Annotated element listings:
============================================================

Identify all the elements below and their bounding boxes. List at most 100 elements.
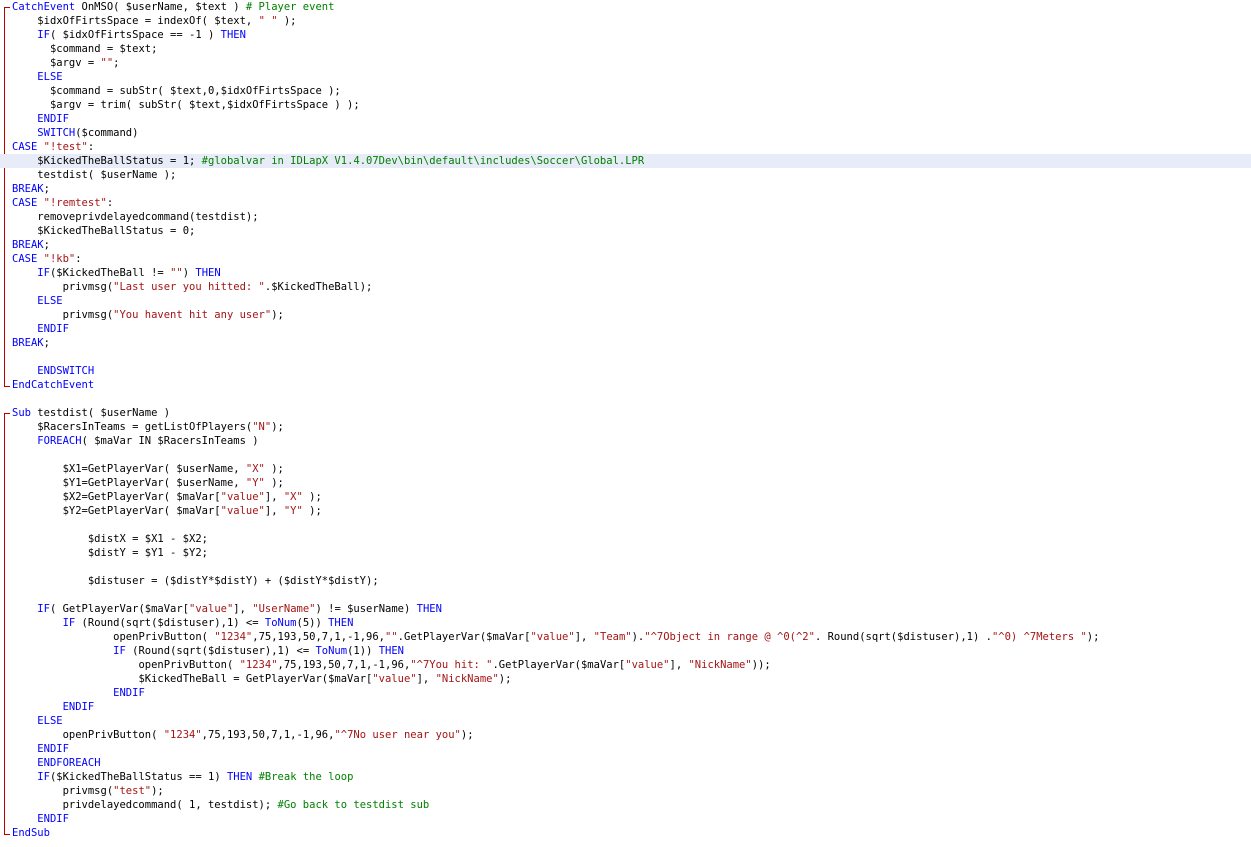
code-line[interactable]: $Y1=GetPlayerVar( $userName, "Y" ); <box>0 476 1251 490</box>
code-line[interactable] <box>0 518 1251 532</box>
code-line[interactable]: SWITCH($command) <box>0 126 1251 140</box>
string-token: "" <box>170 267 183 279</box>
code-line[interactable]: $command = subStr( $text,0,$idxOfFirtsSp… <box>0 84 1251 98</box>
string-token: "" <box>385 631 398 643</box>
code-line[interactable]: ENDFOREACH <box>0 756 1251 770</box>
code-line[interactable]: ENDSWITCH <box>0 364 1251 378</box>
code-line[interactable]: IF( GetPlayerVar($maVar["value"], "UserN… <box>0 602 1251 616</box>
code-token: $command = subStr( $text,0,$idxOfFirtsSp… <box>49 85 341 97</box>
code-line[interactable]: ENDIF <box>0 112 1251 126</box>
keyword-token: BREAK <box>12 239 44 251</box>
code-line[interactable]: $idxOfFirtsSpace = indexOf( $text, " " )… <box>0 14 1251 28</box>
string-token: "" <box>100 57 114 69</box>
code-line[interactable]: $KickedTheBallStatus = 1; #globalvar in … <box>0 154 1251 168</box>
code-line[interactable]: $KickedTheBallStatus = 0; <box>0 224 1251 238</box>
code-line[interactable]: $argv = trim( subStr( $text,$idxOfFirtsS… <box>0 98 1251 112</box>
code-line[interactable]: IF($KickedTheBallStatus == 1) THEN #Brea… <box>0 770 1251 784</box>
code-line[interactable]: testdist( $userName ); <box>0 168 1251 182</box>
keyword-token: ENDSWITCH <box>37 365 95 377</box>
code-line[interactable]: $X1=GetPlayerVar( $userName, "X" ); <box>0 462 1251 476</box>
code-line[interactable]: CASE "!kb": <box>0 252 1251 266</box>
code-line[interactable] <box>0 448 1251 462</box>
code-line[interactable]: BREAK; <box>0 182 1251 196</box>
code-line[interactable]: openPrivButton( "1234",75,193,50,7,1,-1,… <box>0 630 1251 644</box>
code-lines[interactable]: CatchEvent OnMSO( $userName, $text ) # P… <box>0 0 1251 840</box>
code-line[interactable]: IF (Round(sqrt($distuser),1) <= ToNum(5)… <box>0 616 1251 630</box>
code-line[interactable] <box>0 392 1251 406</box>
code-line[interactable]: $KickedTheBall = GetPlayerVar($maVar["va… <box>0 672 1251 686</box>
code-line[interactable] <box>0 588 1251 602</box>
keyword-token: CASE <box>12 197 38 209</box>
code-line[interactable]: $X2=GetPlayerVar( $maVar["value"], "X" )… <box>0 490 1251 504</box>
code-line[interactable]: CatchEvent OnMSO( $userName, $text ) # P… <box>0 0 1251 14</box>
code-line[interactable]: $Y2=GetPlayerVar( $maVar["value"], "Y" )… <box>0 504 1251 518</box>
code-line[interactable]: openPrivButton( "1234",75,193,50,7,1,-1,… <box>0 728 1251 742</box>
code-token: $command = $text; <box>49 43 158 55</box>
code-token: ; <box>43 183 50 195</box>
code-token: $idxOfFirtsSpace = indexOf( $text, <box>37 15 259 27</box>
code-line[interactable]: ELSE <box>0 714 1251 728</box>
code-line[interactable]: ENDIF <box>0 686 1251 700</box>
code-line[interactable] <box>0 560 1251 574</box>
keyword-token: IF <box>62 617 76 629</box>
string-token: "Y" <box>283 505 303 517</box>
keyword-token: EndCatchEvent <box>12 379 95 391</box>
keyword-token: IF <box>37 29 50 41</box>
code-line[interactable]: ENDIF <box>0 700 1251 714</box>
keyword-token: ELSE <box>37 71 63 83</box>
code-line[interactable]: ENDIF <box>0 742 1251 756</box>
keyword-token: CASE <box>12 141 38 153</box>
code-line[interactable]: $distY = $Y1 - $Y2; <box>0 546 1251 560</box>
code-line[interactable]: privmsg("You havent hit any user"); <box>0 308 1251 322</box>
code-line[interactable]: $RacersInTeams = getListOfPlayers("N"); <box>0 420 1251 434</box>
code-line[interactable]: EndCatchEvent <box>0 378 1251 392</box>
code-token: $KickedTheBall = GetPlayerVar($maVar[ <box>138 673 373 685</box>
code-editor[interactable]: CatchEvent OnMSO( $userName, $text ) # P… <box>0 0 1251 847</box>
code-token: openPrivButton( <box>113 631 215 643</box>
keyword-token: ENDIF <box>37 323 69 335</box>
code-token: ,75,193,50,7,1,-1,96, <box>252 631 386 643</box>
string-token: "N" <box>252 421 272 433</box>
string-token: "1234" <box>214 631 253 643</box>
code-line[interactable]: privmsg("test"); <box>0 784 1251 798</box>
code-token: $distuser = ($distY*$distY) + ($distY*$d… <box>87 575 379 587</box>
code-line[interactable]: FOREACH( $maVar IN $RacersInTeams ) <box>0 434 1251 448</box>
code-line[interactable]: ELSE <box>0 70 1251 84</box>
code-line[interactable]: IF( $idxOfFirtsSpace == -1 ) THEN <box>0 28 1251 42</box>
code-line[interactable]: $distX = $X1 - $X2; <box>0 532 1251 546</box>
code-line[interactable]: IF($KickedTheBall != "") THEN <box>0 266 1251 280</box>
code-token: ], <box>669 659 689 671</box>
keyword-token: IF <box>37 771 50 783</box>
code-line[interactable]: ENDIF <box>0 812 1251 826</box>
code-token: ], <box>264 505 284 517</box>
code-line[interactable]: ELSE <box>0 294 1251 308</box>
code-token: removeprivdelayedcommand(testdist); <box>37 211 259 223</box>
code-line[interactable]: EndSub <box>0 826 1251 840</box>
code-token: testdist( $userName ) <box>30 407 171 419</box>
code-line[interactable]: privdelayedcommand( 1, testdist); #Go ba… <box>0 798 1251 812</box>
code-line[interactable]: BREAK; <box>0 336 1251 350</box>
code-line[interactable]: removeprivdelayedcommand(testdist); <box>0 210 1251 224</box>
code-line[interactable]: $argv = ""; <box>0 56 1251 70</box>
code-token: ); <box>498 673 512 685</box>
code-token: ], <box>233 603 253 615</box>
code-line[interactable]: ENDIF <box>0 322 1251 336</box>
code-line[interactable] <box>0 350 1251 364</box>
code-line[interactable]: $distuser = ($distY*$distY) + ($distY*$d… <box>0 574 1251 588</box>
code-line[interactable]: openPrivButton( "1234",75,193,50,7,1,-1,… <box>0 658 1251 672</box>
code-line[interactable]: $command = $text; <box>0 42 1251 56</box>
keyword-token: ENDIF <box>62 701 95 713</box>
code-line[interactable]: BREAK; <box>0 238 1251 252</box>
code-line[interactable]: Sub testdist( $userName ) <box>0 406 1251 420</box>
code-line[interactable]: IF (Round(sqrt($distuser),1) <= ToNum(1)… <box>0 644 1251 658</box>
string-token: "value" <box>189 603 234 615</box>
code-line[interactable]: CASE "!test": <box>0 140 1251 154</box>
string-token: "NickName" <box>688 659 752 671</box>
code-token: privdelayedcommand( 1, testdist); <box>62 799 278 811</box>
code-line[interactable]: CASE "!remtest": <box>0 196 1251 210</box>
code-line[interactable]: privmsg("Last user you hitted: ".$Kicked… <box>0 280 1251 294</box>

============================================================

**Problem**
Write out the records above again with every "keyword-token" swapped for "keyword" and nothing else altered. Leave the pictures out.

**Solution to the problem**
Identify all the elements below and their bounding boxes. List at most 100 elements.
code-line[interactable]: $Y1=GetPlayerVar( $userName, "Y" ); <box>0 476 1251 490</box>
code-line[interactable] <box>0 518 1251 532</box>
code-line[interactable]: SWITCH($command) <box>0 126 1251 140</box>
string-token: "" <box>170 267 183 279</box>
code-line[interactable]: $command = subStr( $text,0,$idxOfFirtsSp… <box>0 84 1251 98</box>
string-token: "" <box>385 631 398 643</box>
code-line[interactable]: ENDFOREACH <box>0 756 1251 770</box>
code-line[interactable]: ENDSWITCH <box>0 364 1251 378</box>
code-line[interactable]: IF( GetPlayerVar($maVar["value"], "UserN… <box>0 602 1251 616</box>
code-token: $command = subStr( $text,0,$idxOfFirtsSp… <box>49 85 341 97</box>
code-line[interactable]: ENDIF <box>0 112 1251 126</box>
keyword: BREAK <box>12 239 44 251</box>
code-line[interactable]: $idxOfFirtsSpace = indexOf( $text, " " )… <box>0 14 1251 28</box>
string-token: "" <box>100 57 114 69</box>
code-line[interactable]: $KickedTheBallStatus = 1; #globalvar in … <box>0 154 1251 168</box>
code-line[interactable]: $KickedTheBallStatus = 0; <box>0 224 1251 238</box>
code-line[interactable]: $argv = trim( subStr( $text,$idxOfFirtsS… <box>0 98 1251 112</box>
code-line[interactable]: IF($KickedTheBallStatus == 1) THEN #Brea… <box>0 770 1251 784</box>
code-line[interactable]: testdist( $userName ); <box>0 168 1251 182</box>
keyword: ENDSWITCH <box>37 365 95 377</box>
code-line[interactable]: $X1=GetPlayerVar( $userName, "X" ); <box>0 462 1251 476</box>
code-line[interactable]: CASE "!kb": <box>0 252 1251 266</box>
code-line[interactable] <box>0 448 1251 462</box>
code-line[interactable]: BREAK; <box>0 182 1251 196</box>
code-line[interactable]: openPrivButton( "1234",75,193,50,7,1,-1,… <box>0 630 1251 644</box>
code-lines[interactable]: CatchEvent OnMSO( $userName, $text ) # P… <box>0 0 1251 840</box>
code-line[interactable]: IF (Round(sqrt($distuser),1) <= ToNum(5)… <box>0 616 1251 630</box>
code-line[interactable] <box>0 392 1251 406</box>
code-line[interactable]: $KickedTheBall = GetPlayerVar($maVar["va… <box>0 672 1251 686</box>
code-line[interactable] <box>0 588 1251 602</box>
keyword: CASE <box>12 197 38 209</box>
code-line[interactable]: $X2=GetPlayerVar( $maVar["value"], "X" )… <box>0 490 1251 504</box>
code-line[interactable]: CatchEvent OnMSO( $userName, $text ) # P… <box>0 0 1251 14</box>
code-line[interactable]: $Y2=GetPlayerVar( $maVar["value"], "Y" )… <box>0 504 1251 518</box>
code-line[interactable]: openPrivButton( "1234",75,193,50,7,1,-1,… <box>0 728 1251 742</box>
code-token: $command = $text; <box>49 43 158 55</box>
code-token: ; <box>43 183 50 195</box>
code-token: $idxOfFirtsSpace = indexOf( $text, <box>37 15 259 27</box>
code-line[interactable]: ELSE <box>0 714 1251 728</box>
code-line[interactable]: ENDIF <box>0 686 1251 700</box>
code-line[interactable] <box>0 560 1251 574</box>
keyword: IF <box>62 617 76 629</box>
string-token: "Y" <box>283 505 303 517</box>
keyword: EndCatchEvent <box>12 379 95 391</box>
keyword: IF <box>37 29 50 41</box>
code-line[interactable]: ENDIF <box>0 700 1251 714</box>
keyword: ELSE <box>37 71 63 83</box>
code-line[interactable]: ENDIF <box>0 742 1251 756</box>
keyword: CASE <box>12 141 38 153</box>
code-line[interactable]: $distY = $Y1 - $Y2; <box>0 546 1251 560</box>
code-line[interactable]: privmsg("You havent hit any user"); <box>0 308 1251 322</box>
code-line[interactable]: $RacersInTeams = getListOfPlayers("N"); <box>0 420 1251 434</box>
code-line[interactable]: EndCatchEvent <box>0 378 1251 392</box>
code-token: $KickedTheBall = GetPlayerVar($maVar[ <box>138 673 373 685</box>
code-editor[interactable]: CatchEvent OnMSO( $userName, $text ) # P… <box>0 0 1251 847</box>
code-token: openPrivButton( <box>113 631 215 643</box>
keyword: ENDIF <box>37 323 69 335</box>
code-token: ,75,193,50,7,1,-1,96, <box>252 631 386 643</box>
string-token: "N" <box>252 421 272 433</box>
string-token: "1234" <box>214 631 253 643</box>
code-line[interactable]: privmsg("test"); <box>0 784 1251 798</box>
code-token: $distuser = ($distY*$distY) + ($distY*$d… <box>87 575 379 587</box>
code-line[interactable]: FOREACH( $maVar IN $RacersInTeams ) <box>0 434 1251 448</box>
code-line[interactable]: ELSE <box>0 70 1251 84</box>
code-line[interactable]: IF( $idxOfFirtsSpace == -1 ) THEN <box>0 28 1251 42</box>
code-line[interactable]: $distX = $X1 - $X2; <box>0 532 1251 546</box>
code-line[interactable]: IF($KickedTheBall != "") THEN <box>0 266 1251 280</box>
code-token: ], <box>669 659 689 671</box>
keyword: IF <box>37 771 50 783</box>
code-line[interactable]: ENDIF <box>0 812 1251 826</box>
code-token: ], <box>264 505 284 517</box>
code-line[interactable]: ELSE <box>0 294 1251 308</box>
code-token: removeprivdelayedcommand(testdist); <box>37 211 259 223</box>
code-line[interactable]: EndSub <box>0 826 1251 840</box>
code-token: testdist( $userName ) <box>30 407 171 419</box>
code-line[interactable]: privdelayedcommand( 1, testdist); #Go ba… <box>0 798 1251 812</box>
code-line[interactable]: BREAK; <box>0 336 1251 350</box>
code-line[interactable]: removeprivdelayedcommand(testdist); <box>0 210 1251 224</box>
code-line[interactable]: $argv = ""; <box>0 56 1251 70</box>
code-token: ); <box>498 673 512 685</box>
code-token: ], <box>233 603 253 615</box>
code-line[interactable]: ENDIF <box>0 322 1251 336</box>
code-line[interactable] <box>0 350 1251 364</box>
code-line[interactable]: $distuser = ($distY*$distY) + ($distY*$d… <box>0 574 1251 588</box>
code-line[interactable]: openPrivButton( "1234",75,193,50,7,1,-1,… <box>0 658 1251 672</box>
code-line[interactable]: $command = $text; <box>0 42 1251 56</box>
keyword: ENDIF <box>62 701 95 713</box>
code-line[interactable]: BREAK; <box>0 238 1251 252</box>
code-line[interactable]: Sub testdist( $userName ) <box>0 406 1251 420</box>
code-line[interactable]: IF (Round(sqrt($distuser),1) <= ToNum(1)… <box>0 644 1251 658</box>
string-token: "value" <box>189 603 234 615</box>
code-line[interactable]: CASE "!test": <box>0 140 1251 154</box>
string-token: "NickName" <box>688 659 752 671</box>
code-token: privdelayedcommand( 1, testdist); <box>62 799 278 811</box>
code-line[interactable]: CASE "!remtest": <box>0 196 1251 210</box>
code-line[interactable]: privmsg("Last user you hitted: ".$Kicked… <box>0 280 1251 294</box>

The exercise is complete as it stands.